[EXERCISE PROMPT] Could you transcribe the material below exactly, without leaving out a single line?
## BEGIN PROVIDED RECORDS
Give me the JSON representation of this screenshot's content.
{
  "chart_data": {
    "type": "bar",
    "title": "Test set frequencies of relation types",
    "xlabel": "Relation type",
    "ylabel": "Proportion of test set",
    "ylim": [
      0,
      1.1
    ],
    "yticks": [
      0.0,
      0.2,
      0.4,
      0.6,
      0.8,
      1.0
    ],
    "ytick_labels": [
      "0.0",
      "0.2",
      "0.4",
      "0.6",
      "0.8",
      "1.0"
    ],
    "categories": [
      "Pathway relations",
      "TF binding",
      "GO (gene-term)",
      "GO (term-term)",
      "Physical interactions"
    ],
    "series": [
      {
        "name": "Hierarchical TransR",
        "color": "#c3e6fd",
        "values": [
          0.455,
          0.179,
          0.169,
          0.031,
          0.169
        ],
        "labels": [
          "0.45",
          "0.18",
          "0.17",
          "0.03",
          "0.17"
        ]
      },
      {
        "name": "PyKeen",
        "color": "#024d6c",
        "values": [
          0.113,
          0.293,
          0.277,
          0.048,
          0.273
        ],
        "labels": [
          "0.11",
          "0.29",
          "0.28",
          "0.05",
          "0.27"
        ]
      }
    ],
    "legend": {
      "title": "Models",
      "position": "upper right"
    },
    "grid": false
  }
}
## END PROVIDED RECORDS
[PROBLEM SOLUTION]
Give me the JSON representation of this screenshot's content.
{
  "chart_data": {
    "type": "bar",
    "title": "Test set frequencies of relation types",
    "xlabel": "Relation type",
    "ylabel": "Proportion of test set",
    "ylim": [
      0,
      1.1
    ],
    "yticks": [
      0.0,
      0.2,
      0.4,
      0.6,
      0.8,
      1.0
    ],
    "ytick_labels": [
      "0.0",
      "0.2",
      "0.4",
      "0.6",
      "0.8",
      "1.0"
    ],
    "categories": [
      "Pathway relations",
      "TF binding",
      "GO (gene-term)",
      "GO (term-term)",
      "Physical interactions"
    ],
    "series": [
      {
        "name": "Hierarchical TransR",
        "color": "#c3e6fd",
        "values": [
          0.455,
          0.179,
          0.169,
          0.031,
          0.169
        ],
        "labels": [
          "0.45",
          "0.18",
          "0.17",
          "0.03",
          "0.17"
        ]
      },
      {
        "name": "PyKeen",
        "color": "#024d6c",
        "values": [
          0.113,
          0.293,
          0.277,
          0.048,
          0.273
        ],
        "labels": [
          "0.11",
          "0.29",
          "0.28",
          "0.05",
          "0.27"
        ]
      }
    ],
    "legend": {
      "title": "Models",
      "position": "upper right"
    },
    "grid": false
  }
}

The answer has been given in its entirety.